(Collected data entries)
+--

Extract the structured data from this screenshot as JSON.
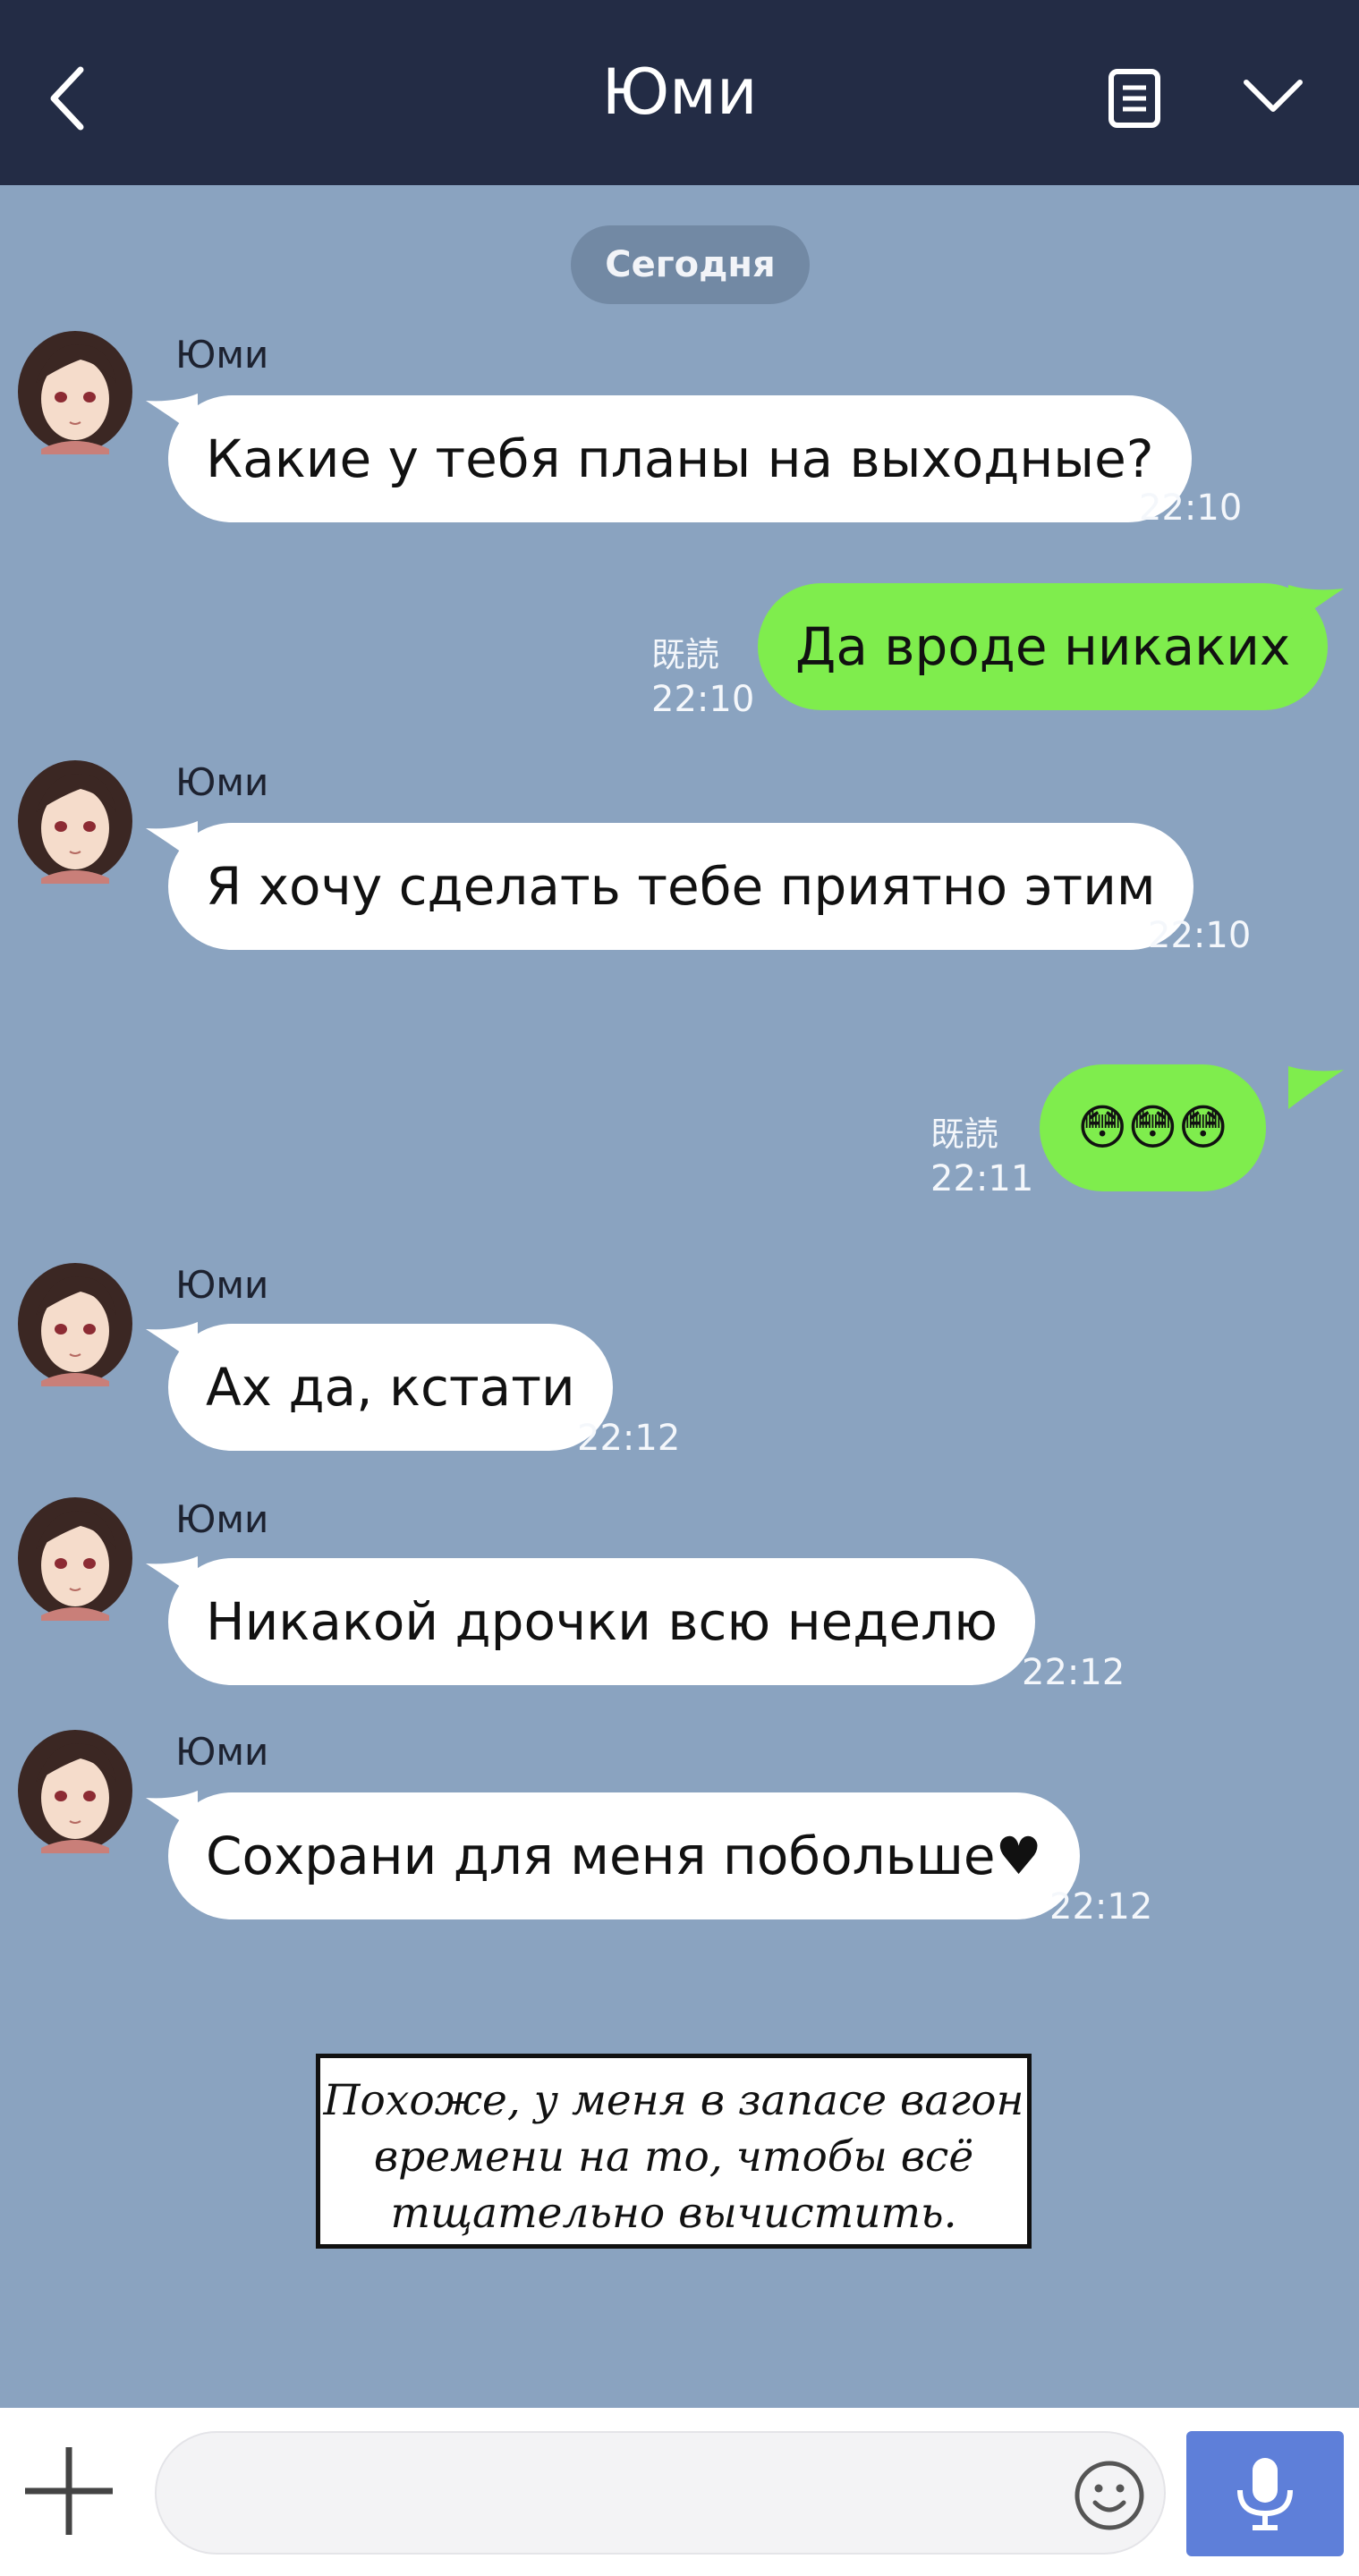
{
  "header": {
    "title": "Юми"
  },
  "date_divider": "Сегодня",
  "messages": [
    {
      "sender": "Юми",
      "text": "Какие у тебя планы на выходные?",
      "time": "22:10"
    },
    {
      "read": "既読",
      "text": "Да вроде никаких",
      "time": "22:10"
    },
    {
      "sender": "Юми",
      "text": "Я хочу сделать тебе приятно этим",
      "time": "22:10"
    },
    {
      "read": "既読",
      "text": "😳😳😳",
      "time": "22:11"
    },
    {
      "sender": "Юми",
      "text": "Ах да, кстати",
      "time": "22:12"
    },
    {
      "sender": "Юми",
      "text": "Никакой дрочки всю неделю",
      "time": "22:12"
    },
    {
      "sender": "Юми",
      "text": "Сохрани для меня побольше♥",
      "time": "22:12"
    }
  ],
  "caption_lines": [
    "Похоже, у меня в запасе вагон",
    "времени на то, чтобы всё",
    "тщательно вычистить."
  ],
  "icons": {
    "back": "chevron-left-icon",
    "notes": "notes-icon",
    "menu": "chevron-down-icon",
    "add": "plus-icon",
    "emoji": "smiley-icon",
    "mic": "microphone-icon"
  },
  "colors": {
    "header_bg": "#232c45",
    "chat_bg": "#8aa3c0",
    "outgoing_bubble": "#7fed4d",
    "incoming_bubble": "#ffffff",
    "mic_button": "#5e7fd9"
  }
}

+--

TASK STATEMENT: Using the data above, write out every line exactly, leaving the images behind.

EXERCISE OUTPUT:
Extract the structured data from this screenshot as JSON.
{
  "header": {
    "title": "Юми"
  },
  "date_divider": "Сегодня",
  "messages": [
    {
      "sender": "Юми",
      "text": "Какие у тебя планы на выходные?",
      "time": "22:10"
    },
    {
      "read": "既読",
      "text": "Да вроде никаких",
      "time": "22:10"
    },
    {
      "sender": "Юми",
      "text": "Я хочу сделать тебе приятно этим",
      "time": "22:10"
    },
    {
      "read": "既読",
      "text": "😳😳😳",
      "time": "22:11"
    },
    {
      "sender": "Юми",
      "text": "Ах да, кстати",
      "time": "22:12"
    },
    {
      "sender": "Юми",
      "text": "Никакой дрочки всю неделю",
      "time": "22:12"
    },
    {
      "sender": "Юми",
      "text": "Сохрани для меня побольше♥",
      "time": "22:12"
    }
  ],
  "caption_lines": [
    "Похоже, у меня в запасе вагон",
    "времени на то, чтобы всё",
    "тщательно вычистить."
  ],
  "icons": {
    "back": "chevron-left-icon",
    "notes": "notes-icon",
    "menu": "chevron-down-icon",
    "add": "plus-icon",
    "emoji": "smiley-icon",
    "mic": "microphone-icon"
  },
  "colors": {
    "header_bg": "#232c45",
    "chat_bg": "#8aa3c0",
    "outgoing_bubble": "#7fed4d",
    "incoming_bubble": "#ffffff",
    "mic_button": "#5e7fd9"
  }
}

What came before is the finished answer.